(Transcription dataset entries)
[Start of Attachment]
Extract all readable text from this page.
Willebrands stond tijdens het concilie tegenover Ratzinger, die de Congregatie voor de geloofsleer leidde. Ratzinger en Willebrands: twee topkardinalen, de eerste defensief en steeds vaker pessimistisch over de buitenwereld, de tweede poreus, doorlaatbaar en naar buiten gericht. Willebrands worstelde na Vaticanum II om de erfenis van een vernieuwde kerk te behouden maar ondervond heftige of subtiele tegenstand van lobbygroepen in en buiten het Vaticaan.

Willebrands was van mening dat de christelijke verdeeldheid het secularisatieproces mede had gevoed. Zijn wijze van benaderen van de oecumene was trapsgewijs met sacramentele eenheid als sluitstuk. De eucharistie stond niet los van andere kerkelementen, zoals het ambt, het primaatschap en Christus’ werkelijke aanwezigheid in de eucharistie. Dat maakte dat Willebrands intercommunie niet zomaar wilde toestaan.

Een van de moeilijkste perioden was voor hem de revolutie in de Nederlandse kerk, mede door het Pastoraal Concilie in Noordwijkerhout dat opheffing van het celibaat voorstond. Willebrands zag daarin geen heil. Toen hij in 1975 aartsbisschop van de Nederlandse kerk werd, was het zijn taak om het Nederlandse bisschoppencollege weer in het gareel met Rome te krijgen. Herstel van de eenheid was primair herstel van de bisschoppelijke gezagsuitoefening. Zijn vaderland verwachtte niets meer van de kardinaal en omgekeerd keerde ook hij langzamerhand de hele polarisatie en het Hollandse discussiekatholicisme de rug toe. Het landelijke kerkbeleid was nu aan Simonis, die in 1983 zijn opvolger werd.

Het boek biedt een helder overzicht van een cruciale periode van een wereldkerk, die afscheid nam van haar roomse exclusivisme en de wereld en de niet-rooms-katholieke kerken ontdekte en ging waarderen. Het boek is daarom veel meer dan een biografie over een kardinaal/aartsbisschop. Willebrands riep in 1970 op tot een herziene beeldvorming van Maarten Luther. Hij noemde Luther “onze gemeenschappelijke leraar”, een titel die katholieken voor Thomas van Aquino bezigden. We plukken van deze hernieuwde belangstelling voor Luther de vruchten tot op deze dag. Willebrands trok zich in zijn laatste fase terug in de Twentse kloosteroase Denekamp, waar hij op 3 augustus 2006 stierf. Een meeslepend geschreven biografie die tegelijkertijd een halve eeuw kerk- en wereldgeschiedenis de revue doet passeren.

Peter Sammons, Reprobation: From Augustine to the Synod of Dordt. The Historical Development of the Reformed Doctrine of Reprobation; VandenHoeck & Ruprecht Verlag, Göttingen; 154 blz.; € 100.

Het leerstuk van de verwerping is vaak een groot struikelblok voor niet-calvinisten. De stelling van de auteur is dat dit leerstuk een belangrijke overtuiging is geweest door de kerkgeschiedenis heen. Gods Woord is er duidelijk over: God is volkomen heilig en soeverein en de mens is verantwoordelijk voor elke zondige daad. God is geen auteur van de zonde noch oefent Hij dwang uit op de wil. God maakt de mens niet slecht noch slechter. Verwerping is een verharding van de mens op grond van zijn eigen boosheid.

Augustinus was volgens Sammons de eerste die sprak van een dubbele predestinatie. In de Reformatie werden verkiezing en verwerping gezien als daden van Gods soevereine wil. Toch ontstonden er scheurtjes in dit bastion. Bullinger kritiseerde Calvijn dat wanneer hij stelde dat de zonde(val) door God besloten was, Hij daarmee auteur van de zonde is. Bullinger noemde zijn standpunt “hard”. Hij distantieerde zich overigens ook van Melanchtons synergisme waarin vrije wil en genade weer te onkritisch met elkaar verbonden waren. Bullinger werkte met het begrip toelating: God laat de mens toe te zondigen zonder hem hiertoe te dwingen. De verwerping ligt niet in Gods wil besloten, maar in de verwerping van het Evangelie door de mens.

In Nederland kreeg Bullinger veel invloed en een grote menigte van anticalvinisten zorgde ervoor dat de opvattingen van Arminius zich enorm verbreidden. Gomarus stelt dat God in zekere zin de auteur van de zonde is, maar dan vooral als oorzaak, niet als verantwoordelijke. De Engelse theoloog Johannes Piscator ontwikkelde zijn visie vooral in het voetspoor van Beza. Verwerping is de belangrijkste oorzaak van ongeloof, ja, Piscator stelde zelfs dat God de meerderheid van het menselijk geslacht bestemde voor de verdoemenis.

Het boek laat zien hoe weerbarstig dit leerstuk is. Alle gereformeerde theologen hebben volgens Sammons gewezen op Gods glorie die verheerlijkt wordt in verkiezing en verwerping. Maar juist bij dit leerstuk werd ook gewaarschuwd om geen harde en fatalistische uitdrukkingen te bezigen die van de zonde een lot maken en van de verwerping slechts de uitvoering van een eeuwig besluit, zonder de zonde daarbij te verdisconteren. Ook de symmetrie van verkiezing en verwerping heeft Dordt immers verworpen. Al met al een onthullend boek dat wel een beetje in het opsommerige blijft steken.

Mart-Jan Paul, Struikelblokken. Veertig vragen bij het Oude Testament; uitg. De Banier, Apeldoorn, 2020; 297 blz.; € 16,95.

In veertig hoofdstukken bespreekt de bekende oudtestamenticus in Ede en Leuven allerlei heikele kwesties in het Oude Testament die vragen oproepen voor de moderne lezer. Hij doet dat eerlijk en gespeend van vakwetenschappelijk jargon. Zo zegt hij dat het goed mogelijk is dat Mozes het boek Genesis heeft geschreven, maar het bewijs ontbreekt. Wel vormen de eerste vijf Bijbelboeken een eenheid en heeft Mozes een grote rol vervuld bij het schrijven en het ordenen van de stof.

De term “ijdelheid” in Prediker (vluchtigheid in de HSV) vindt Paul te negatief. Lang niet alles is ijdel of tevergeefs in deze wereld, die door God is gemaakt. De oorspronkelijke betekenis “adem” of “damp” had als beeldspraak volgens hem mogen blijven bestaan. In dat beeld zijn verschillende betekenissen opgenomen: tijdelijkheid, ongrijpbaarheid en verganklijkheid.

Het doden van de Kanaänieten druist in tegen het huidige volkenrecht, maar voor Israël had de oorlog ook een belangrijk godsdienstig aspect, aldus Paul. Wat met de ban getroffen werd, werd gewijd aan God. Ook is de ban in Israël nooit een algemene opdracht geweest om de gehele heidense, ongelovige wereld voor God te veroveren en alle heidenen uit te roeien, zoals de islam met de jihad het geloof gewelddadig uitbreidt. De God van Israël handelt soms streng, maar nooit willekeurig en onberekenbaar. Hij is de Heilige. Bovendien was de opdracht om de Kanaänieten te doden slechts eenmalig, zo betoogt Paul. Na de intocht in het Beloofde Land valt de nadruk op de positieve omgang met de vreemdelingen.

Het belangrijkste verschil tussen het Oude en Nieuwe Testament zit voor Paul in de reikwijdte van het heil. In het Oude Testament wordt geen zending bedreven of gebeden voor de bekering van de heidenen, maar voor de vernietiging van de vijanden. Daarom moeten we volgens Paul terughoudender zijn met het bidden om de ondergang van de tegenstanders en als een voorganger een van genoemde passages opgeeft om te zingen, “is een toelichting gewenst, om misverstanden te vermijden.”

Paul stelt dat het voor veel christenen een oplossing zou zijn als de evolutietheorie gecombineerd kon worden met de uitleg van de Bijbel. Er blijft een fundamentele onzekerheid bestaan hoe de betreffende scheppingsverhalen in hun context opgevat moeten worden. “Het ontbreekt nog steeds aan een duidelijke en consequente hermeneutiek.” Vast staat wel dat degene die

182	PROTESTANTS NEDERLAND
[End of Attachment]
[Start of Attachment]
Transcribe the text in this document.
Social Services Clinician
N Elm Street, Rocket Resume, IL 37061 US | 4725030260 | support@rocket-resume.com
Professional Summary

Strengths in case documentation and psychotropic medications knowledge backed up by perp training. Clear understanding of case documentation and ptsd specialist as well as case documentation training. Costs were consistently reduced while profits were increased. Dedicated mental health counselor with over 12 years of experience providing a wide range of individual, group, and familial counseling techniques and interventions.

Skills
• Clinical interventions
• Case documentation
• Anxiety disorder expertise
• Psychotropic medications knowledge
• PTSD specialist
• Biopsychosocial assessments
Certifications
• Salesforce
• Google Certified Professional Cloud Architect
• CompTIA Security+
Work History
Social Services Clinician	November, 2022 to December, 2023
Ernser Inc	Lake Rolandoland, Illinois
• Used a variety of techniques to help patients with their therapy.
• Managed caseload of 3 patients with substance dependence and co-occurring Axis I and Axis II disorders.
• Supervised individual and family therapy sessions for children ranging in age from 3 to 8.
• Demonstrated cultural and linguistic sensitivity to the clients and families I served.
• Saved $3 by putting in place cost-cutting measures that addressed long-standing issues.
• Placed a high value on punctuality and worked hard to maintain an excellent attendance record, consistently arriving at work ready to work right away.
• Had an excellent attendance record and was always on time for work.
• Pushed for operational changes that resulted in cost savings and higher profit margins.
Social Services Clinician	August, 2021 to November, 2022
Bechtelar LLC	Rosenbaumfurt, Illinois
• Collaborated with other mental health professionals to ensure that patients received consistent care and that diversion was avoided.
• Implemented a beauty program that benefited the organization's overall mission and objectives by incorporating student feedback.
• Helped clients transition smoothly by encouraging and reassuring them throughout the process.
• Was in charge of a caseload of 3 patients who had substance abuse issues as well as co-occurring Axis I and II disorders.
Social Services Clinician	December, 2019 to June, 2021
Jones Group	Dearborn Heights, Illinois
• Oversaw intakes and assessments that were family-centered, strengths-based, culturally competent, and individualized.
[End of Attachment]
### How to complete this task
Would you please copy every line in the data that contains the word "assessments"?

### Written solution
• Biopsychosocial assessments
• Oversaw intakes and assessments that were family-centered, strengths-based, culturally competent, and individualized.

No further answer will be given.